%%
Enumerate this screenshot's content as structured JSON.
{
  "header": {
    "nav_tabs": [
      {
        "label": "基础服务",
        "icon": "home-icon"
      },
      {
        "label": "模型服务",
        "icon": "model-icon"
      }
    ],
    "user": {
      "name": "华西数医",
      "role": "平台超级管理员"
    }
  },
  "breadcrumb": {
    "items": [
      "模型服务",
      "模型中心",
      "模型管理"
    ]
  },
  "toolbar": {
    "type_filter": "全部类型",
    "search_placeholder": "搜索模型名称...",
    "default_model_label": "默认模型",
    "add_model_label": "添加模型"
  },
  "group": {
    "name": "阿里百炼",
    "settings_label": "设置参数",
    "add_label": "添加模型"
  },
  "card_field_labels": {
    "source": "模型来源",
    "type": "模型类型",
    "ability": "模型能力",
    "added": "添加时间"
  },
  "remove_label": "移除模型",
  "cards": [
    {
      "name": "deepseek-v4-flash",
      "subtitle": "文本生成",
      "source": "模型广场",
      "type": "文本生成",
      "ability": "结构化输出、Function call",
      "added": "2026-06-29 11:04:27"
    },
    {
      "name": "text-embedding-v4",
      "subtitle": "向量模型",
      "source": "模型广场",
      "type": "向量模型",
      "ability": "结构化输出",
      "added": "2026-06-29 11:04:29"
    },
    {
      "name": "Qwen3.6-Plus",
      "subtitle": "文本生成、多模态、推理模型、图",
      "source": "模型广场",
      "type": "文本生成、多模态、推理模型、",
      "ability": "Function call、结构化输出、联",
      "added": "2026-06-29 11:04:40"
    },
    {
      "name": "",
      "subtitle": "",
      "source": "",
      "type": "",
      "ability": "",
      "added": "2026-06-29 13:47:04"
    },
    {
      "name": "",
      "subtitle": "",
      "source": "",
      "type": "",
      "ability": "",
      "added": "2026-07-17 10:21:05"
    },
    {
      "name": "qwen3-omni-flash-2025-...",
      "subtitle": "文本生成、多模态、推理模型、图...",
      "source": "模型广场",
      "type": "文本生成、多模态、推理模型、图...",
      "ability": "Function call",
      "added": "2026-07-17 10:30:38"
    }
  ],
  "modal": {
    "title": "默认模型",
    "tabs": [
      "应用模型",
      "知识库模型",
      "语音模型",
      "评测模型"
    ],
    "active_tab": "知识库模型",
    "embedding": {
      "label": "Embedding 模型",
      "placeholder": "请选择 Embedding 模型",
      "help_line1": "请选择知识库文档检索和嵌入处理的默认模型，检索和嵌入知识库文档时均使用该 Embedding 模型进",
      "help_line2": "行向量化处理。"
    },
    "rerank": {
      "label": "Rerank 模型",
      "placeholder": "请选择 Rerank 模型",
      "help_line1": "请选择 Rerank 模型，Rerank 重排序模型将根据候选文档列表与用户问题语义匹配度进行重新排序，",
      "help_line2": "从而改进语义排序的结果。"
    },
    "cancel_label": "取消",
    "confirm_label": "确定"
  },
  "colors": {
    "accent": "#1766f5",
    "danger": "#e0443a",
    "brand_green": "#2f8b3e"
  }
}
%%
● STATED GOAL
Copy out each record, keeping every word as it is.

● SOLVED EXERCISE
Enumerate this screenshot's content as structured JSON.
{
  "header": {
    "nav_tabs": [
      {
        "label": "基础服务",
        "icon": "home-icon"
      },
      {
        "label": "模型服务",
        "icon": "model-icon"
      }
    ],
    "user": {
      "name": "华西数医",
      "role": "平台超级管理员"
    }
  },
  "breadcrumb": {
    "items": [
      "模型服务",
      "模型中心",
      "模型管理"
    ]
  },
  "toolbar": {
    "type_filter": "全部类型",
    "search_placeholder": "搜索模型名称...",
    "default_model_label": "默认模型",
    "add_model_label": "添加模型"
  },
  "group": {
    "name": "阿里百炼",
    "settings_label": "设置参数",
    "add_label": "添加模型"
  },
  "card_field_labels": {
    "source": "模型来源",
    "type": "模型类型",
    "ability": "模型能力",
    "added": "添加时间"
  },
  "remove_label": "移除模型",
  "cards": [
    {
      "name": "deepseek-v4-flash",
      "subtitle": "文本生成",
      "source": "模型广场",
      "type": "文本生成",
      "ability": "结构化输出、Function call",
      "added": "2026-06-29 11:04:27"
    },
    {
      "name": "text-embedding-v4",
      "subtitle": "向量模型",
      "source": "模型广场",
      "type": "向量模型",
      "ability": "结构化输出",
      "added": "2026-06-29 11:04:29"
    },
    {
      "name": "Qwen3.6-Plus",
      "subtitle": "文本生成、多模态、推理模型、图",
      "source": "模型广场",
      "type": "文本生成、多模态、推理模型、",
      "ability": "Function call、结构化输出、联",
      "added": "2026-06-29 11:04:40"
    },
    {
      "name": "",
      "subtitle": "",
      "source": "",
      "type": "",
      "ability": "",
      "added": "2026-06-29 13:47:04"
    },
    {
      "name": "",
      "subtitle": "",
      "source": "",
      "type": "",
      "ability": "",
      "added": "2026-07-17 10:21:05"
    },
    {
      "name": "qwen3-omni-flash-2025-...",
      "subtitle": "文本生成、多模态、推理模型、图...",
      "source": "模型广场",
      "type": "文本生成、多模态、推理模型、图...",
      "ability": "Function call",
      "added": "2026-07-17 10:30:38"
    }
  ],
  "modal": {
    "title": "默认模型",
    "tabs": [
      "应用模型",
      "知识库模型",
      "语音模型",
      "评测模型"
    ],
    "active_tab": "知识库模型",
    "embedding": {
      "label": "Embedding 模型",
      "placeholder": "请选择 Embedding 模型",
      "help_line1": "请选择知识库文档检索和嵌入处理的默认模型，检索和嵌入知识库文档时均使用该 Embedding 模型进",
      "help_line2": "行向量化处理。"
    },
    "rerank": {
      "label": "Rerank 模型",
      "placeholder": "请选择 Rerank 模型",
      "help_line1": "请选择 Rerank 模型，Rerank 重排序模型将根据候选文档列表与用户问题语义匹配度进行重新排序，",
      "help_line2": "从而改进语义排序的结果。"
    },
    "cancel_label": "取消",
    "confirm_label": "确定"
  },
  "colors": {
    "accent": "#1766f5",
    "danger": "#e0443a",
    "brand_green": "#2f8b3e"
  }
}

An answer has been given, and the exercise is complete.